### EXERCISE INSTRUCTIONS
Pictures do not belong in the copy; restate the records below word for word.
[start of DATA SUPPLIED]
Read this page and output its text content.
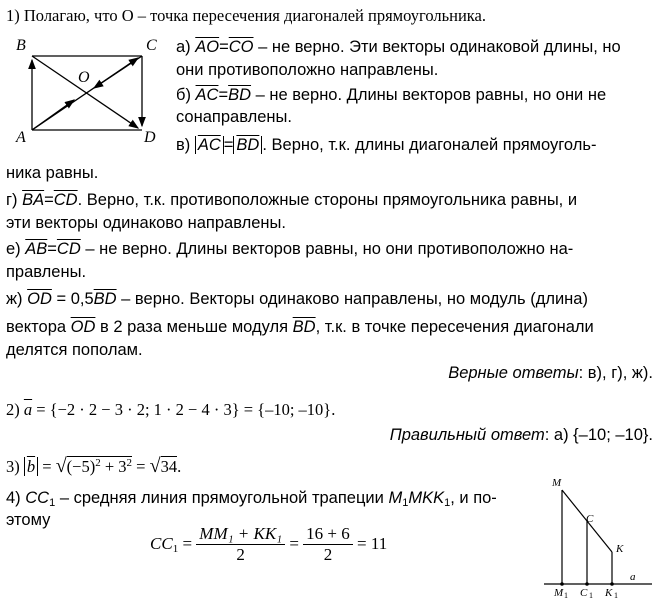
1) Полагаю, что O – точка пересечения диагоналей прямоугольника.
B	C
O
A	D
а) $\overline{AO}=\overline{CO}$ – не верно. Эти векторы одинаковой длины, но
они противоположно направлены.
б) $\overline{AC}=\overline{BD}$ – не верно. Длины векторов равны, но они не
сонаправлены.
в) $\overline{AC} = \overline{BD}$ . Верно, т.к. длины диагоналей прямоуголь-
ника равны.
г) $\overline{BA}=\overline{CD}$. Верно, т.к. противоположные стороны прямоугольника равны, и
эти векторы одинаково направлены.
е) $\overline{AB}=\overline{CD}$ – не верно. Длины векторов равны, но они противоположно на-
правлены.
ж) $\overline{OD} = 0,5\overline{BD}$ – верно. Векторы одинаково направлены, но модуль (длина)
вектора $\overline{OD}$ в 2 раза меньше модуля $\overline{BD}$, т.к. в точке пересечения диагонали
делятся пополам.
Верные ответы: в), г), ж).
2) $\overline{a} = \{-2 \cdot 2 - 3 \cdot 2$; 1 · 2 − 4 · 3} = {–10; –10}.
Правильный ответ: а) {–10; –10}.
3) $\overline{b} = √(-5)^2 + 3^2 = √34$.
4) $CC_1$ – средняя линия прямоугольной трапеции $M_1MKK_1$, и по-
этому
$CC_1 = \frac{\text{MM₁ + KK₁}}{2} = \frac{16 + 6}{2} = 11$
M
C
K
a
M 1 C 1 K 1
[end of DATA SUPPLIED]
### TASK SOLUTION
Read this page and output its text content.
1) Полагаю, что O – точка пересечения диагоналей прямоугольника.
B	C
O
A	D
а) $\overline{AO}=\overline{CO}$ – не верно. Эти векторы одинаковой длины, но
они противоположно направлены.
б) $\overline{AC}=\overline{BD}$ – не верно. Длины векторов равны, но они не
сонаправлены.
в) $\overline{AC} = \overline{BD}$ . Верно, т.к. длины диагоналей прямоуголь-
ника равны.
г) $\overline{BA}=\overline{CD}$. Верно, т.к. противоположные стороны прямоугольника равны, и
эти векторы одинаково направлены.
е) $\overline{AB}=\overline{CD}$ – не верно. Длины векторов равны, но они противоположно на-
правлены.
ж) $\overline{OD} = 0,5\overline{BD}$ – верно. Векторы одинаково направлены, но модуль (длина)
вектора $\overline{OD}$ в 2 раза меньше модуля $\overline{BD}$, т.к. в точке пересечения диагонали
делятся пополам.
Верные ответы: в), г), ж).
2) $\overline{a} = \{-2 \cdot 2 - 3 \cdot 2$; 1 · 2 − 4 · 3} = {–10; –10}.
Правильный ответ: а) {–10; –10}.
3) $\overline{b} = √(-5)^2 + 3^2 = √34$.
4) $CC_1$ – средняя линия прямоугольной трапеции $M_1MKK_1$, и по-
этому
$CC_1 = \frac{\text{MM₁ + KK₁}}{2} = \frac{16 + 6}{2} = 11$
M
C
K
a
M 1 C 1 K 1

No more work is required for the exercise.